__Task statement__. Your task is to copy each line that has the word "more".

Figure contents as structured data

# # #

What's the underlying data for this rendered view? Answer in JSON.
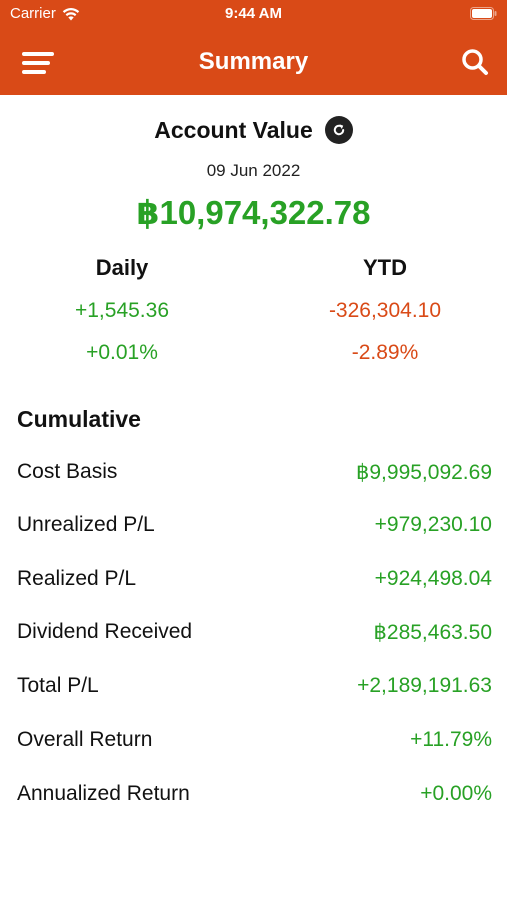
{
  "status_bar": {
    "carrier": "Carrier",
    "time": "9:44 AM"
  },
  "nav": {
    "title": "Summary",
    "menu_icon": "hamburger-menu-icon",
    "search_icon": "search-icon"
  },
  "account": {
    "title": "Account Value",
    "refresh_icon": "refresh-icon",
    "date": "09 Jun 2022",
    "value": "฿10,974,322.78"
  },
  "daily": {
    "label": "Daily",
    "amount": "+1,545.36",
    "percent": "+0.01%"
  },
  "ytd": {
    "label": "YTD",
    "amount": "-326,304.10",
    "percent": "-2.89%"
  },
  "cumulative": {
    "title": "Cumulative",
    "rows": [
      {
        "label": "Cost Basis",
        "value": "฿9,995,092.69"
      },
      {
        "label": "Unrealized P/L",
        "value": "+979,230.10"
      },
      {
        "label": "Realized P/L",
        "value": "+924,498.04"
      },
      {
        "label": "Dividend Received",
        "value": "฿285,463.50"
      },
      {
        "label": "Total P/L",
        "value": "+2,189,191.63"
      },
      {
        "label": "Overall Return",
        "value": "+11.79%"
      },
      {
        "label": "Annualized Return",
        "value": "+0.00%"
      }
    ]
  },
  "colors": {
    "header": "#d94a17",
    "positive": "#28a125",
    "negative": "#d94a17"
  }
}
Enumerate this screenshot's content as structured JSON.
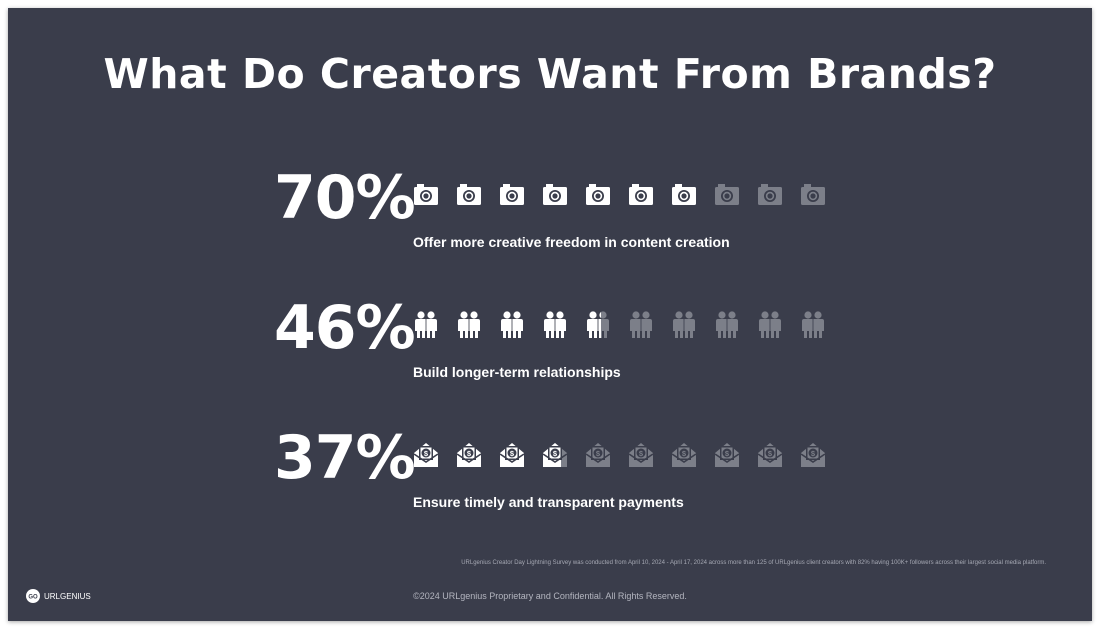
{
  "title": "What Do Creators Want From Brands?",
  "stats": [
    {
      "percent_label": "70%",
      "value": 70,
      "icon": "camera-icon",
      "caption": "Offer more creative freedom in content creation"
    },
    {
      "percent_label": "46%",
      "value": 46,
      "icon": "people-icon",
      "caption": "Build longer-term relationships"
    },
    {
      "percent_label": "37%",
      "value": 37,
      "icon": "money-envelope-icon",
      "caption": "Ensure timely and transparent payments"
    }
  ],
  "icons_per_row": 10,
  "colors": {
    "background": "#3a3d4b",
    "icon_filled": "#ffffff",
    "icon_empty": "#7c7f89",
    "text": "#ffffff"
  },
  "footer": {
    "source_note": "URLgenius Creator Day Lightning Survey was conducted from April 10, 2024 - April 17, 2024 across more than 125 of URLgenius client creators with 82% having 100K+ followers across their largest social media platform.",
    "copyright": "©2024 URLgenius Proprietary and Confidential. All Rights Reserved.",
    "logo_mark": "GO",
    "logo_text": "URLGENIUS"
  }
}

# # #

__Solved exercise__.
      "caption": "Offer more creative freedom in content creation"
    "source_note": "URLgenius Creator Day Lightning Survey was conducted from April 10, 2024 - April 17, 2024 across more than 125 of URLgenius client creators with 82% having 100K+ followers across their largest social media platform.",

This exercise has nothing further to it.